#### GIVEN REQUEST
Find the string "Model" in the listing and report every line that has it.

#### EXERCISE INPUTS
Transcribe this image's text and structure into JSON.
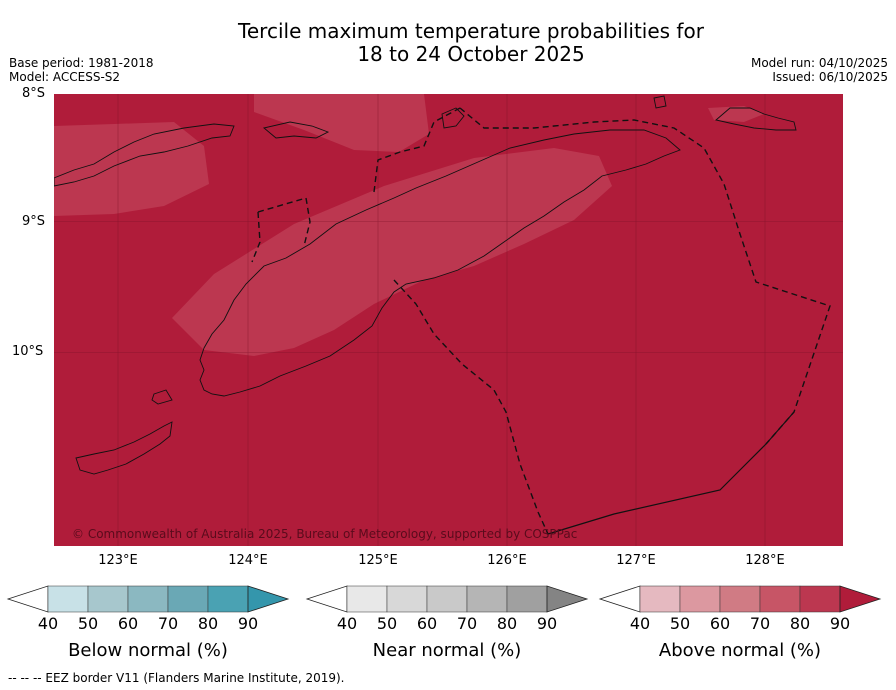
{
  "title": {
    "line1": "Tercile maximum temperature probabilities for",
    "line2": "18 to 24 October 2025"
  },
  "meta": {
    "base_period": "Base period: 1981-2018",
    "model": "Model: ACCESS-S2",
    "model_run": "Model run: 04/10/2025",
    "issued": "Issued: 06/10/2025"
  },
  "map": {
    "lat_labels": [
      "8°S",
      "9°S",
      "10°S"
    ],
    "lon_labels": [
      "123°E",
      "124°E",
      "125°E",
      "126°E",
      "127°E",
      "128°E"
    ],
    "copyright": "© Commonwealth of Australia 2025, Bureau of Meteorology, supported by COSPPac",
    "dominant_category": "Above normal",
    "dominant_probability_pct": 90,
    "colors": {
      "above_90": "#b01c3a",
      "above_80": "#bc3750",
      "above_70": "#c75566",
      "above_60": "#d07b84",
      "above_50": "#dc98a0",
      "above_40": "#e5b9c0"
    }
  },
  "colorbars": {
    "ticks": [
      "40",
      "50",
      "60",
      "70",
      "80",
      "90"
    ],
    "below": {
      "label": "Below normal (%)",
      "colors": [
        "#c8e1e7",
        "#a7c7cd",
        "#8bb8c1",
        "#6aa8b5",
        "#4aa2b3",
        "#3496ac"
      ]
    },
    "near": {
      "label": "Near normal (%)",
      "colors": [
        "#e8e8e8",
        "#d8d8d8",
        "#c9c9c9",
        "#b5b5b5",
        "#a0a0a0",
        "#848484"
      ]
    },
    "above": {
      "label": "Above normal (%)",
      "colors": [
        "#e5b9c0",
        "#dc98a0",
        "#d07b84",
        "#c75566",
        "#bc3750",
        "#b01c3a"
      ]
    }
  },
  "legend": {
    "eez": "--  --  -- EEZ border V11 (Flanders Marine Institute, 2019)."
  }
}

---

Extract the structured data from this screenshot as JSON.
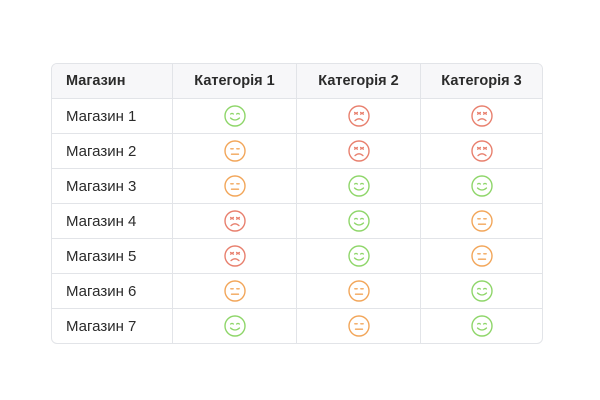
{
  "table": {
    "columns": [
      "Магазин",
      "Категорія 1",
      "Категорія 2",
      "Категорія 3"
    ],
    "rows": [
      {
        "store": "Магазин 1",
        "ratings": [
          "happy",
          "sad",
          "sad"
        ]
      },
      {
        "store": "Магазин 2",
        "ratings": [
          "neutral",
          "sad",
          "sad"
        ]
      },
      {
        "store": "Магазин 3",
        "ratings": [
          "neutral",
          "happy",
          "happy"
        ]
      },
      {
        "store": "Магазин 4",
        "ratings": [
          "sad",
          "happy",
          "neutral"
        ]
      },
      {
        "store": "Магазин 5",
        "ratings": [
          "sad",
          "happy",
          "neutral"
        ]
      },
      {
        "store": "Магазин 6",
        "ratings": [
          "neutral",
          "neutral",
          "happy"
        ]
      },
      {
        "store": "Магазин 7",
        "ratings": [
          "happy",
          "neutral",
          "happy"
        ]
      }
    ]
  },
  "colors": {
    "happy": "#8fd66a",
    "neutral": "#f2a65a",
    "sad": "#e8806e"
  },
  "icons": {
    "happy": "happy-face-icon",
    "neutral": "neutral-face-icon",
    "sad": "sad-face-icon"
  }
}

#### WRITTEN RESPONSE
    "model": "Model: ACCESS-S2",
    "model_run": "Model run: 04/10/2025",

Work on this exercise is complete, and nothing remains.